## START

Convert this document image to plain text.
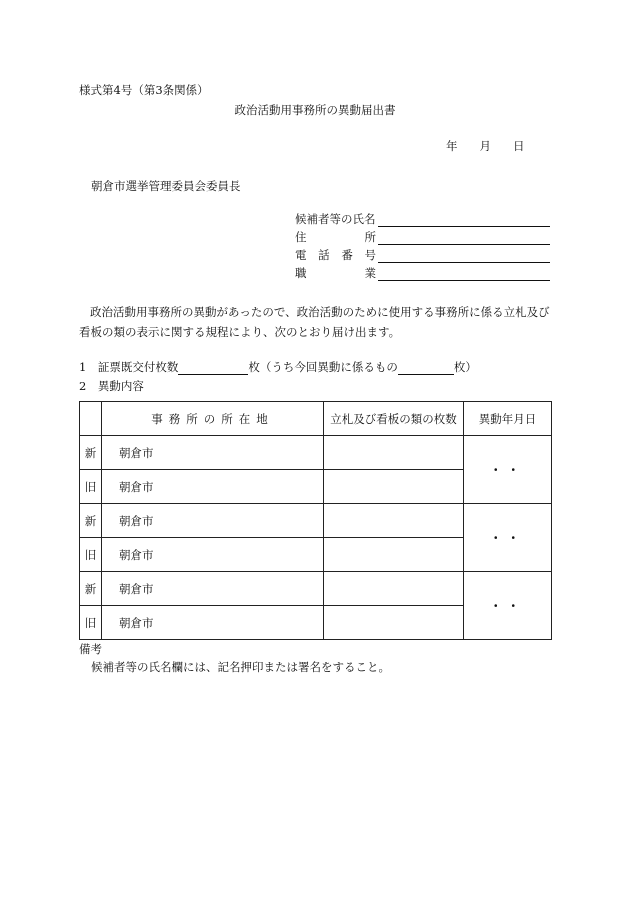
様式第4号（第3条関係）
政治活動用事務所の異動届出書
年 月 日
朝倉市選挙管理委員会委員長
候補者等の氏名
住	所
電 話 番 号
職	業
政治活動用事務所の異動があったので、政治活動のために使用する事務所に係る立札及び看板の類の表示に関する規程により、次のとおり届け出ます。
1　証票既交付枚数	枚（うち今回異動に係るもの	枚）
2　異動内容
	事務所の所在地	立札及び看板の類の枚数	異動年月日
新	朝倉市		・・
旧	朝倉市		
新	朝倉市		・・
旧	朝倉市		
新	朝倉市		・・
旧	朝倉市		
備考
候補者等の氏名欄には、記名押印または署名をすること。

## END

To do = Every record must be copied exactly, with images dropped from the result.

Correct result =
Convert this document image to plain text.
様式第4号（第3条関係）
政治活動用事務所の異動届出書
年 月 日
朝倉市選挙管理委員会委員長
候補者等の氏名
住	所
電 話 番 号
職	業
政治活動用事務所の異動があったので、政治活動のために使用する事務所に係る立札及び看板の類の表示に関する規程により、次のとおり届け出ます。
1　証票既交付枚数	枚（うち今回異動に係るもの	枚）
2　異動内容
	事務所の所在地	立札及び看板の類の枚数	異動年月日
新	朝倉市		・・
旧	朝倉市		
新	朝倉市		・・
旧	朝倉市		
新	朝倉市		・・
旧	朝倉市		
備考
候補者等の氏名欄には、記名押印または署名をすること。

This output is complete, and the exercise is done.